**REQUIREMENT**
Carry on the article about generative AI, starting after its final heading, "Can it be used in companies?"

**TEXT SECTION**
[Start of Attachment]
“Generative AI and its possibilities”. (2/5). The technical foundations of generative AI are simple but very powerful. Human validation is essential for critical decisions. And for the company, it should only be used after data enrichment.
“It’s amazing. Honestly, it’s bluffing!”. Who hasn’t had that thought when trying out ChatGPT. And indeed, the word “bluffing” applies well to this Generative AI: it’s both very impressive and gives a slightly “inflated” impression of what can be done with it. This is not to condemn the technology, but to understand what we can expect from it.
Generative AI has taken up considerable space in the press in recent months, but it’s actually not all that new. French researcher Yann leCun, head of AI at Meta, declared some time ago that:
“In terms of underlying techniques, ChatGPT is not particularly innovative. There’s nothing revolutionary about it, even if that’s how it’s perceived by the public. It’s just that, you know, it’s well put together, it’s nicely done.” 
In fact, text (or image) generation is an evolution (or culmination?) of successive work on deep neural networks. Time Series processing had initiated efforts to take context into account when making a prediction. And in fact, technically, the basis of Generative AI is to propose a word (a token) from the preceding sequence.
Caricaturally, it’s like asking you what word follows in the sentence “Merry Christmas and Happy XXXX”. No doubt you’ve replaced the “XXXX” with “year”, because that’s usually the word that follows. So, obviously, for GPT (Generative Pre-Trained Transformers) models, we had to give many, many, many examples to arrive at the result we all know. But from a technical point of view, the aim is “simply” to find the word that is statistically the most probable in a sentence under construction, because the machine has no real understanding of it. In order to vary the answers, DeepLearning models include a “temperature” parameter to adjust the generation probabilities. Microsoft on its Azure OpenAI platform describes it as a parameter “to be used to control the apparent creativity of generated completions” .
Artificial Intelligence or Artificial Experience?
This leads us to question the role these new tools can play, and in an almost philosophical way, our own way of working and being.
Ever since work began on these subjects, the term “Artificial Intelligence” has been almost a false friend. We should probably be talking more about “Artificial Experience”, given that the mathematical principles that govern its existence presuppose that we subject it to a large number of cases. In the world of work, even more than elsewhere, it’s the fact of having encountered numerous cases that means a senior can react faster and better than a beginner: “That’s what you have to do, because that’s how, in this type of case, you come out on top”.
How many of us, after several years with a company, have developed veritable “libraries” of PowerPoint slides that we use and reuse to our heart’s content? Who doesn’t end up with “ready-made answers” to objections from a customer or colleague? That’s the “ready-to-think” that we sometimes denounce.
Can it be used in companies?
[End of Attachment]
Page layout parsing data:
[Start of Attachment]
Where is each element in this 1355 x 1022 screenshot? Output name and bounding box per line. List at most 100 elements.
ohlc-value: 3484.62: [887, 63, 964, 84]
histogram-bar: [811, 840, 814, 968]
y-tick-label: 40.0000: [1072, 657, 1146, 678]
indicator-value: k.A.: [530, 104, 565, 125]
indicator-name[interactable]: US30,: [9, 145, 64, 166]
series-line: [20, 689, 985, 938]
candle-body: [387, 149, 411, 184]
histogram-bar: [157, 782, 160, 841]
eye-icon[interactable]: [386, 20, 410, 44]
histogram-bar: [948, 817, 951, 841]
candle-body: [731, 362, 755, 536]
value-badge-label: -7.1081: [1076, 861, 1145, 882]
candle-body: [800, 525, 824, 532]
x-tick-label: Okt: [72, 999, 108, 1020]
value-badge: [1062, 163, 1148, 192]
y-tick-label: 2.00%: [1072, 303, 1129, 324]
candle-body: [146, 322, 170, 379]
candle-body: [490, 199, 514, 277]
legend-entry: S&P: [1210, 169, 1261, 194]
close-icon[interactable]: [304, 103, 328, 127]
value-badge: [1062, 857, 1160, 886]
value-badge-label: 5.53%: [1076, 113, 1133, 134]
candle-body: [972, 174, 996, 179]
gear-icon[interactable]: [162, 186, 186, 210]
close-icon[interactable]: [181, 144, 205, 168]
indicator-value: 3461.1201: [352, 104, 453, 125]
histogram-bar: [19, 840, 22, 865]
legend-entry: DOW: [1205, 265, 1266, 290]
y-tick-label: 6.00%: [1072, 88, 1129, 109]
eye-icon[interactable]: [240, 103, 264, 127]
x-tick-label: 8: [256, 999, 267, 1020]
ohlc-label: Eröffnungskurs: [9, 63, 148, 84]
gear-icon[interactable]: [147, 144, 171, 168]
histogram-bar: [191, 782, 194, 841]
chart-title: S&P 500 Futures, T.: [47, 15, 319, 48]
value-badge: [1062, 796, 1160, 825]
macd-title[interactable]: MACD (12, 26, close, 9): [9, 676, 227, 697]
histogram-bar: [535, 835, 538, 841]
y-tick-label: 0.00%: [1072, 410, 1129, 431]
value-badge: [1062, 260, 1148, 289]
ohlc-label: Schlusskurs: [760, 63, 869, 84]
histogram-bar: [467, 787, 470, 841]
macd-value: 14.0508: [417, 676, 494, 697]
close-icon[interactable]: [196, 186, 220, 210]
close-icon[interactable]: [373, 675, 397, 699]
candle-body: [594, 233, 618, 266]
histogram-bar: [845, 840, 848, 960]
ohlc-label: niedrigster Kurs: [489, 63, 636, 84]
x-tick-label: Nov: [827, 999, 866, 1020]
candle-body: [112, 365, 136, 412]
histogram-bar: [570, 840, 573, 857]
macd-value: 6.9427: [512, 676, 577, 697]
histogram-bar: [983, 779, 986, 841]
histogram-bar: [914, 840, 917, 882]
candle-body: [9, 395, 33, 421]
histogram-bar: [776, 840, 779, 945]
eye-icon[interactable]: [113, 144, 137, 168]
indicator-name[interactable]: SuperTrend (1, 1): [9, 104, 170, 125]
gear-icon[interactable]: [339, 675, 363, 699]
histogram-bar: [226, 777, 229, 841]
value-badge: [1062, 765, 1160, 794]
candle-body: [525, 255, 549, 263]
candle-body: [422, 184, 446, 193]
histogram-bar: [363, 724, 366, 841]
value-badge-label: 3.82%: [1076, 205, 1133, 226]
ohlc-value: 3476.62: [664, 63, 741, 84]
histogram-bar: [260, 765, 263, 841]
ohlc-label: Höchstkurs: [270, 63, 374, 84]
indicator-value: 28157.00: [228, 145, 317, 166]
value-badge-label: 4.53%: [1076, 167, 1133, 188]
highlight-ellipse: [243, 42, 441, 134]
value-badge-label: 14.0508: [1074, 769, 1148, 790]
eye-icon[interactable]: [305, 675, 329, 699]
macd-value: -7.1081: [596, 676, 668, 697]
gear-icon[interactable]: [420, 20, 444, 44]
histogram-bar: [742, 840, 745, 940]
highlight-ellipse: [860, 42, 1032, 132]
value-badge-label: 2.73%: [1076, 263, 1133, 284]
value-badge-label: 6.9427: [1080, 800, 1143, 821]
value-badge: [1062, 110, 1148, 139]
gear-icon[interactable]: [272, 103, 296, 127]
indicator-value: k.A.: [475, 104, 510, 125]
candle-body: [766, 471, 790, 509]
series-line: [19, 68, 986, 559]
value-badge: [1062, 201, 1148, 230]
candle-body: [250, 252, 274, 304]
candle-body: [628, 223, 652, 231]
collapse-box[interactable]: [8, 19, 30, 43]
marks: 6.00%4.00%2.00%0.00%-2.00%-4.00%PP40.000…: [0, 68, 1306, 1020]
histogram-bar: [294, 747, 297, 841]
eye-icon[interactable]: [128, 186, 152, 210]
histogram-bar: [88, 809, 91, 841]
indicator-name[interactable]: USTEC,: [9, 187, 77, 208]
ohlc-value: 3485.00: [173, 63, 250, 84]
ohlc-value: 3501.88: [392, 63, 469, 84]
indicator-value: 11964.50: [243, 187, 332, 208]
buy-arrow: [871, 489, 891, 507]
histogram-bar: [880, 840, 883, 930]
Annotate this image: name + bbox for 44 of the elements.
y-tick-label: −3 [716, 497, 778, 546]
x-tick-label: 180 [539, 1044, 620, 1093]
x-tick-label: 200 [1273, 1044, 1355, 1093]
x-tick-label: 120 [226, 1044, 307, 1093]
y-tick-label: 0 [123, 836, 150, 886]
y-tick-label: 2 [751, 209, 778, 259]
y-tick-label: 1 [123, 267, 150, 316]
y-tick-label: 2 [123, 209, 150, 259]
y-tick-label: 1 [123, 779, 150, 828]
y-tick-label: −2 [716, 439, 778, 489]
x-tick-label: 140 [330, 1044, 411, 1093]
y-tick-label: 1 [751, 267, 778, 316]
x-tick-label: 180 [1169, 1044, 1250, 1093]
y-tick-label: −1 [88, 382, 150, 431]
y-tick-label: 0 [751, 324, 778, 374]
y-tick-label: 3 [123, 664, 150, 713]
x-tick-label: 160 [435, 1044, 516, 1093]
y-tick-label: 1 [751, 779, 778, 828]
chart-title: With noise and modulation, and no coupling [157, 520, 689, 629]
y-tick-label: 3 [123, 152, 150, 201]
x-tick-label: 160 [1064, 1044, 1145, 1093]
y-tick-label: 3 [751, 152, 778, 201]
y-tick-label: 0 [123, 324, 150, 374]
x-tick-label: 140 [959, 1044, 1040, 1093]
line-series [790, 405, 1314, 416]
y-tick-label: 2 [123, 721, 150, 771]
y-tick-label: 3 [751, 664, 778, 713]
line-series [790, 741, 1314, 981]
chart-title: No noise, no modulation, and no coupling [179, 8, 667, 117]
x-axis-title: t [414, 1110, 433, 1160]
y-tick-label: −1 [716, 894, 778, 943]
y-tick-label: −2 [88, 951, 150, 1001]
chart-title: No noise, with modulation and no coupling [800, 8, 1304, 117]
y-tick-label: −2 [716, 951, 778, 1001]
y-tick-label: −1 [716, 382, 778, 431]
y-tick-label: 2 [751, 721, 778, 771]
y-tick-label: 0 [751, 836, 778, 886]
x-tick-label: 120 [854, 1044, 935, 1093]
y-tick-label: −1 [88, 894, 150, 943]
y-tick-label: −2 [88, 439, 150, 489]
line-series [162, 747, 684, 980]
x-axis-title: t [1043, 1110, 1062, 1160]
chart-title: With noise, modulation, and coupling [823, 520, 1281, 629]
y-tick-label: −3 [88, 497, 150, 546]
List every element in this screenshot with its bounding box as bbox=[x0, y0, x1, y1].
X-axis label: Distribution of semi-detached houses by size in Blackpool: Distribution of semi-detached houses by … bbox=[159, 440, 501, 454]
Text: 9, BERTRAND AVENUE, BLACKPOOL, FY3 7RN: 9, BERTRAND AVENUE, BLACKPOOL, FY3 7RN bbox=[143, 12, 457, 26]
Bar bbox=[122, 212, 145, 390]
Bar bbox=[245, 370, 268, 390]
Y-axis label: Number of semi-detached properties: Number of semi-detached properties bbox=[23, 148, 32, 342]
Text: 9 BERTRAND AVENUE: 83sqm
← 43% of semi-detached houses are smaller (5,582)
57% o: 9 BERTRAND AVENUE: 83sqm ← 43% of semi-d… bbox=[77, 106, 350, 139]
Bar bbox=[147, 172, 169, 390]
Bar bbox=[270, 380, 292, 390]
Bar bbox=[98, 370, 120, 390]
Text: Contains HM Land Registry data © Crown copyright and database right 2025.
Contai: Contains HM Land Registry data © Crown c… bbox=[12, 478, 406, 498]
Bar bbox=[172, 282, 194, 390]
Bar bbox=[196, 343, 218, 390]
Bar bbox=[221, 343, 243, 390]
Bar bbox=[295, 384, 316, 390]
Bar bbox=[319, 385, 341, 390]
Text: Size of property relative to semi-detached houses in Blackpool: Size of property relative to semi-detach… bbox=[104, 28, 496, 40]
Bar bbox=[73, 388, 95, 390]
[End of Attachment]
**ANSWER BOX**
But within your company, are there any positions or missions that first and foremost require a good knowledge of the company, its processes and its documentation? Call centers come to mind, where answers are often scripted or require in-depth knowledge of contracts and their interpretation. FAQs or even the digital assistants so present on websites are good candidates to benefit from the contributions of generative AI. A model (Large Language Model) can be adapted to your company’s context, thanks to additional “training” based on an existing document base.
On the other hand, and fortunately, not all jobs meet these automation criteria. For example, if you’re looking for an idea to distinguish yourself from the competition… well – by design – you don’t have to do what you’re used to, like everyone else. In a pinch, you could rely on generative AI to give you an idea… of what not to do!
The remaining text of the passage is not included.